▸ Task instructions
Check each line of the records below for the word "цвеклови" and copy those where it appears.

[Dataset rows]
──────────────────────────────
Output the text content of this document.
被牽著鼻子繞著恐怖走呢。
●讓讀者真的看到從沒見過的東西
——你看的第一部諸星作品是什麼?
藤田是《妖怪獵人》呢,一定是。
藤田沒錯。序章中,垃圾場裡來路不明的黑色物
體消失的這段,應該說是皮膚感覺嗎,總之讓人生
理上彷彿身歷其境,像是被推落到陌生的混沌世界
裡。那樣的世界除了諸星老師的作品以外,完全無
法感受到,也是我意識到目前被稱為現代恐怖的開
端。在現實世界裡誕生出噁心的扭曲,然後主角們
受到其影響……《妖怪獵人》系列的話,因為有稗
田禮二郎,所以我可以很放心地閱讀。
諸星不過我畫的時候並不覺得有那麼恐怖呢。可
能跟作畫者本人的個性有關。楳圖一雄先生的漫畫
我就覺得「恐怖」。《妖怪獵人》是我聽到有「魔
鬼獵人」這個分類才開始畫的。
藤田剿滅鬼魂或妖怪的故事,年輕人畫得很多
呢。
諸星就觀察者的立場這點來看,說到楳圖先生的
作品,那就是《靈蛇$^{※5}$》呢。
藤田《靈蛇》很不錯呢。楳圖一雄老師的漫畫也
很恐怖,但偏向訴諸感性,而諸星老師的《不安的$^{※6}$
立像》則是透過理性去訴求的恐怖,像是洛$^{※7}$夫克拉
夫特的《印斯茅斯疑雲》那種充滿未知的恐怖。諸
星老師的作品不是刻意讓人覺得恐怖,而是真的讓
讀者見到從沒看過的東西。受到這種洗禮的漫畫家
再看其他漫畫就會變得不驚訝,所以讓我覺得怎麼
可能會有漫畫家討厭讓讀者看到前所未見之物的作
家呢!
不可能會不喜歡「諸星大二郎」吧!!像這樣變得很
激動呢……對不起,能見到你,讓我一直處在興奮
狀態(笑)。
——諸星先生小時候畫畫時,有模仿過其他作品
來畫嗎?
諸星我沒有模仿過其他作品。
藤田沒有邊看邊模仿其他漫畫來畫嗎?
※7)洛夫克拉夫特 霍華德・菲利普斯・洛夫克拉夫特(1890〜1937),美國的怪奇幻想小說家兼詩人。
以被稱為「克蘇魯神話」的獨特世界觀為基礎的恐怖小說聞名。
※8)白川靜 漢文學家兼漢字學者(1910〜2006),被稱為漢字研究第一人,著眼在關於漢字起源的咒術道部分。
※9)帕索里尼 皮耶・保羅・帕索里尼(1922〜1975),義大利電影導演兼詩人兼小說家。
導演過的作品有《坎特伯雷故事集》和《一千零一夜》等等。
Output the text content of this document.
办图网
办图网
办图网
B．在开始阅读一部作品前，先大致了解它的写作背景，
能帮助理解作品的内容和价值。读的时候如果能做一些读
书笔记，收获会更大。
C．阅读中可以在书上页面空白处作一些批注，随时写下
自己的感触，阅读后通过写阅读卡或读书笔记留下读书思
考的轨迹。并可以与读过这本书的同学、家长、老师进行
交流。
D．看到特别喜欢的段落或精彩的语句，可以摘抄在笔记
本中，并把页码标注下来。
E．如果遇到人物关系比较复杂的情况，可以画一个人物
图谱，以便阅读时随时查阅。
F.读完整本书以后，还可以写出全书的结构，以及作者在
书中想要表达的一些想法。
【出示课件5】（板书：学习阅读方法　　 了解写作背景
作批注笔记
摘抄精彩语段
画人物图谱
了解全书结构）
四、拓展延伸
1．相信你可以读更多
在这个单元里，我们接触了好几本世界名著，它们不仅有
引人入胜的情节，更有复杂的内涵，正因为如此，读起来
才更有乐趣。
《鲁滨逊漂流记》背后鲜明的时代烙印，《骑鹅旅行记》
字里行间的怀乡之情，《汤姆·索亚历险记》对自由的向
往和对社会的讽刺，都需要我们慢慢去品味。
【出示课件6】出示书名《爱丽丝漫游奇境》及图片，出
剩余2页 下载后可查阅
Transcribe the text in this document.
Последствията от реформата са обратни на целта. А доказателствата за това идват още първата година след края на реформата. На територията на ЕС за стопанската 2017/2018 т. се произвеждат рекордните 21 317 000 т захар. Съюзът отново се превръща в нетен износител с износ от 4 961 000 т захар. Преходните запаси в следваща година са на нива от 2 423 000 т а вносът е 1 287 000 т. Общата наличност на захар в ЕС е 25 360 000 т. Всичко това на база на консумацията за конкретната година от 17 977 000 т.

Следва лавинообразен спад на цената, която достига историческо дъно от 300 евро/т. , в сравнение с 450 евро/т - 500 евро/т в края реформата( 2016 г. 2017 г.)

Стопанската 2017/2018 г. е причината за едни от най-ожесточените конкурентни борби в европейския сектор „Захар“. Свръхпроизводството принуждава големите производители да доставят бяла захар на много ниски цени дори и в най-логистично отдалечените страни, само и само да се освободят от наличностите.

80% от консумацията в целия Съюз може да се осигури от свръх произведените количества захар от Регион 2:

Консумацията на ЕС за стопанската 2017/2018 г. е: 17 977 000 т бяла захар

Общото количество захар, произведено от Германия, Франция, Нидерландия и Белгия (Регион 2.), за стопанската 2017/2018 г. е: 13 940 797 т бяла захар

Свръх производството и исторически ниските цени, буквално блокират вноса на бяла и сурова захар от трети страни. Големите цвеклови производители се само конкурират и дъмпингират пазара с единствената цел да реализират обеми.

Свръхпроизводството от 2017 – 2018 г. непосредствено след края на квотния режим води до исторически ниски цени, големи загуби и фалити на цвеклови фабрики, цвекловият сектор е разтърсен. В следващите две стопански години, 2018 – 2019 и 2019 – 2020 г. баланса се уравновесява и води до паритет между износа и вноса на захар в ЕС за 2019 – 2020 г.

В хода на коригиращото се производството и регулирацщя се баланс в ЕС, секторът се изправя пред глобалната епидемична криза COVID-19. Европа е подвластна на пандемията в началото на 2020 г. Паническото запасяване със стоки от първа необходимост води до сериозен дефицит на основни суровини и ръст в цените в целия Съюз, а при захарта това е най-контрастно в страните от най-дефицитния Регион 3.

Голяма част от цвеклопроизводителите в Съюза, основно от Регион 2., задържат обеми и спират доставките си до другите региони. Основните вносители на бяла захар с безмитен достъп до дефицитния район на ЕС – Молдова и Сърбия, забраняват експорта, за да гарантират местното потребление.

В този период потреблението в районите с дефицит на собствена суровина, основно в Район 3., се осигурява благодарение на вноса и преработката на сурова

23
──────────────────────────────
▸ Exercise solution
Свръх производството и исторически ниските цени, буквално блокират вноса на бяла и сурова захар от трети страни. Големите цвеклови производители се само конкурират и дъмпингират пазара с единствената цел да реализират обеми.
Свръхпроизводството от 2017 – 2018 г. непосредствено след края на квотния режим води до исторически ниски цени, големи загуби и фалити на цвеклови фабрики, цвекловият сектор е разтърсен. В следващите две стопански години, 2018 – 2019 и 2019 – 2020 г. баланса се уравновесява и води до паритет между износа и вноса на захар в ЕС за 2019 – 2020 г.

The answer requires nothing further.